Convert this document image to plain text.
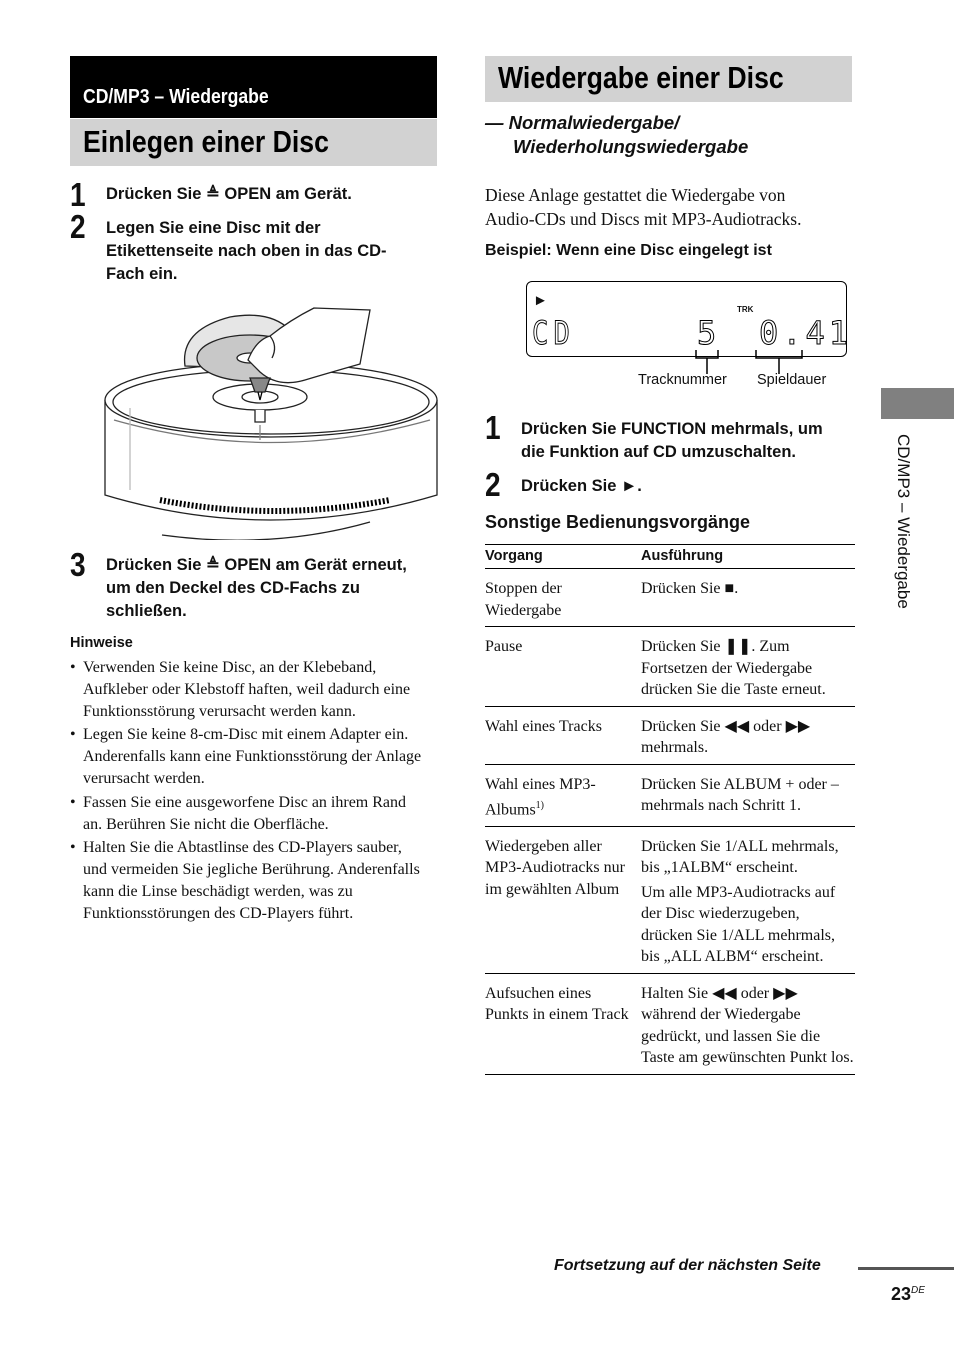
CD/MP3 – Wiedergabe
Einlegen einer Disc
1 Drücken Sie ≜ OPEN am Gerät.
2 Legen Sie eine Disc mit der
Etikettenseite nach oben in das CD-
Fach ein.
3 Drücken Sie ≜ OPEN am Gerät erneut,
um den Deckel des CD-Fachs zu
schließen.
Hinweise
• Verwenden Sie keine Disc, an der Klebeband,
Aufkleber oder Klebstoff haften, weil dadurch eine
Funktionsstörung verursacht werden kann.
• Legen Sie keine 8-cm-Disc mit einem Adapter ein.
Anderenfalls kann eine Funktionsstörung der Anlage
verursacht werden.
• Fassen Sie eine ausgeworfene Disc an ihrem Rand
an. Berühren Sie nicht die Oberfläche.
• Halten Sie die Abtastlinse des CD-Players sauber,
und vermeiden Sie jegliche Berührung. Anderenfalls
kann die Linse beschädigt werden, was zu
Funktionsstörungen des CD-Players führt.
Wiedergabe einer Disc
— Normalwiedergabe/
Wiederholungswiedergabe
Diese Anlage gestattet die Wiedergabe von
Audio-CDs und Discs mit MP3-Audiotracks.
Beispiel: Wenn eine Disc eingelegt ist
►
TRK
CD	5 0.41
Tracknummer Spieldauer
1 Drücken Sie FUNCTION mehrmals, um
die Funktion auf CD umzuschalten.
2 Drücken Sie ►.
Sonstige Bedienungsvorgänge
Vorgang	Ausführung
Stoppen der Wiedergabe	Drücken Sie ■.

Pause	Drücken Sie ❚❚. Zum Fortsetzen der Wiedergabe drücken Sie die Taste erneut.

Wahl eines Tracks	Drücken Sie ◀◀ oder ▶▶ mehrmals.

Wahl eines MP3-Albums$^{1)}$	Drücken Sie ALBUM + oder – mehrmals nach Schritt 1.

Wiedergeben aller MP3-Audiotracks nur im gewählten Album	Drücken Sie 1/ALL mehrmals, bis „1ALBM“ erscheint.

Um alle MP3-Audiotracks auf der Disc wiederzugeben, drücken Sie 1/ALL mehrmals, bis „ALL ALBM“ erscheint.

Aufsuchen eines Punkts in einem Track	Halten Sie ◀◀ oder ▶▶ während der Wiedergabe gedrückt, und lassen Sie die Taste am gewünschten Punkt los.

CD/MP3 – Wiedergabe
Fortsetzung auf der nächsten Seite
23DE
=======
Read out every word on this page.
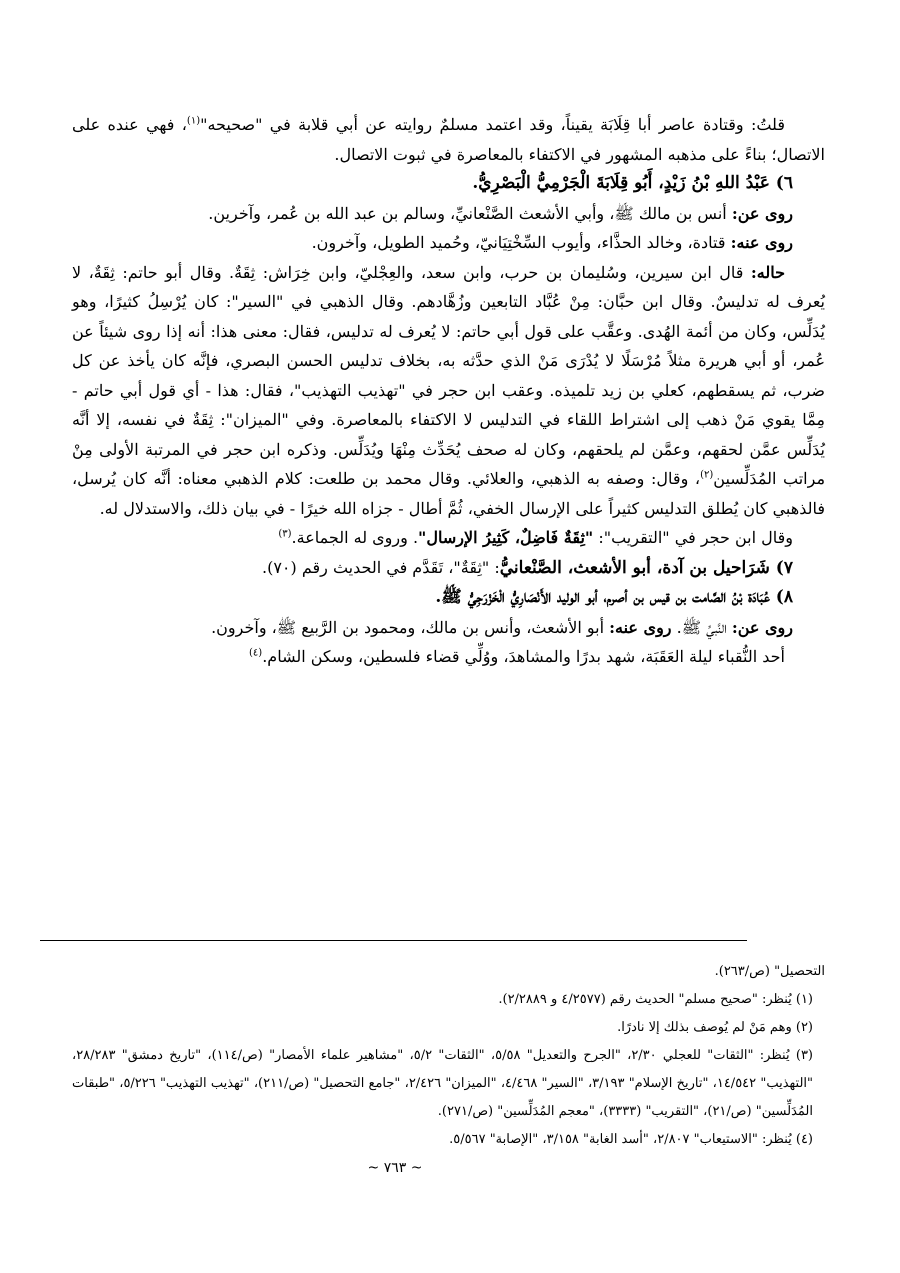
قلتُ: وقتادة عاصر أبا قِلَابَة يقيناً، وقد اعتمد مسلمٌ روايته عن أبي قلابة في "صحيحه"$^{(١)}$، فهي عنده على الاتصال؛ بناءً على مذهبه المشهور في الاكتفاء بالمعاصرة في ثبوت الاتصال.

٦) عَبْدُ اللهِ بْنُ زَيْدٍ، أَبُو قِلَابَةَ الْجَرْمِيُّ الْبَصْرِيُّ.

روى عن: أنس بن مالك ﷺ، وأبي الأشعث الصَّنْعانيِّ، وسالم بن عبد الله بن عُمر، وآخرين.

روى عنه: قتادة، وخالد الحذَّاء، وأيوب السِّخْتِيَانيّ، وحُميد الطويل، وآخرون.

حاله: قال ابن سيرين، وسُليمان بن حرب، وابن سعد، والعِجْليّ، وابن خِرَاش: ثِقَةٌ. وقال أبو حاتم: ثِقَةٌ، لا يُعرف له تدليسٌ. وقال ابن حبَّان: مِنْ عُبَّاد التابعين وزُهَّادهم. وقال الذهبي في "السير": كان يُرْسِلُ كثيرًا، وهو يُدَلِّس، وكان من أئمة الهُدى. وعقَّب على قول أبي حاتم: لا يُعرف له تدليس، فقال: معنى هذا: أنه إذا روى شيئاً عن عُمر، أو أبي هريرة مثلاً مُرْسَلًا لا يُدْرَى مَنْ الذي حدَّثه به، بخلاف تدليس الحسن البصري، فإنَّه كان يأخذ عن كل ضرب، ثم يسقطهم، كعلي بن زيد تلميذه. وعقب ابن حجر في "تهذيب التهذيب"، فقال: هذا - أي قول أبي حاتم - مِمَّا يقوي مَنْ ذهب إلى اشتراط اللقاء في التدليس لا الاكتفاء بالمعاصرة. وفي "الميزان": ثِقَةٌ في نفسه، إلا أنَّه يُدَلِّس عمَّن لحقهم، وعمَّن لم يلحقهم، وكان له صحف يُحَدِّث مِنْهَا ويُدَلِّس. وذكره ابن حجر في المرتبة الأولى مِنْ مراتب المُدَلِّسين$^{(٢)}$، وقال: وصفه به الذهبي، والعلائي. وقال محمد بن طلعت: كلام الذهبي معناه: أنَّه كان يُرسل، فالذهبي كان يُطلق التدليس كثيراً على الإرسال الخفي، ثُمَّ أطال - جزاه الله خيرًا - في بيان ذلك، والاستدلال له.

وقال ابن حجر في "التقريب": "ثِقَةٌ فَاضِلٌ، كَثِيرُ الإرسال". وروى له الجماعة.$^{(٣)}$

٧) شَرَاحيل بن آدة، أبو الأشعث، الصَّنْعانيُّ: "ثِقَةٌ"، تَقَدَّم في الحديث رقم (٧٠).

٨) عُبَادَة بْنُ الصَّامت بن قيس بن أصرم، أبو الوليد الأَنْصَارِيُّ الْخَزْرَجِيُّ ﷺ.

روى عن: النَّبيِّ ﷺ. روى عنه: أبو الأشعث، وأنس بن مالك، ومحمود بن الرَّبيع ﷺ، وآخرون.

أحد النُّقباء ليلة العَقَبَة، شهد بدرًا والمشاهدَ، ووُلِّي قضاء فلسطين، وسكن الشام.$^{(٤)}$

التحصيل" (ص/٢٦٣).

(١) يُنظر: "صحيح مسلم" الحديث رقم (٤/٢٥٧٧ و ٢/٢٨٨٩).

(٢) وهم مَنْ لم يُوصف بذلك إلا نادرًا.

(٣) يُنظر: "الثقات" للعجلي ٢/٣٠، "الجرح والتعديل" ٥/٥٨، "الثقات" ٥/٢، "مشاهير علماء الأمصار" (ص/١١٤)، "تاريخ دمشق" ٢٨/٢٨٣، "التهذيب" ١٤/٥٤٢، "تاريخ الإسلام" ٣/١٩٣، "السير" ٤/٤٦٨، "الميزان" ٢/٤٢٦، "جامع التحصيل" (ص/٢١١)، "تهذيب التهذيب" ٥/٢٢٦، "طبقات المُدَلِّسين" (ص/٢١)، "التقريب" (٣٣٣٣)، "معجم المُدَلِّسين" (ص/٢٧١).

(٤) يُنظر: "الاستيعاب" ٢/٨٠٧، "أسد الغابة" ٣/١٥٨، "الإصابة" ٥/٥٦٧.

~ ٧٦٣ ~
=======
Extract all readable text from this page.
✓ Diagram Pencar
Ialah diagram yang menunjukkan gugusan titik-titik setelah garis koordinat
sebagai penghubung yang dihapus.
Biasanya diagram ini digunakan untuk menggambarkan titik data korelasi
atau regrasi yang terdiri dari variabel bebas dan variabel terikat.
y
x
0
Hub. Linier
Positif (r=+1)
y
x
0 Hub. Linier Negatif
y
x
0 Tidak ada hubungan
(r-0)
=======
* **Task instructions**: Write out every line of the listing that holds the word "Wahl".

* **Answer for the task**:
Wahl eines Tracks	Drücken Sie ◀◀ oder ▶▶ mehrmals.
Wahl eines MP3-Albums$^{1)}$	Drücken Sie ALBUM + oder – mehrmals nach Schritt 1.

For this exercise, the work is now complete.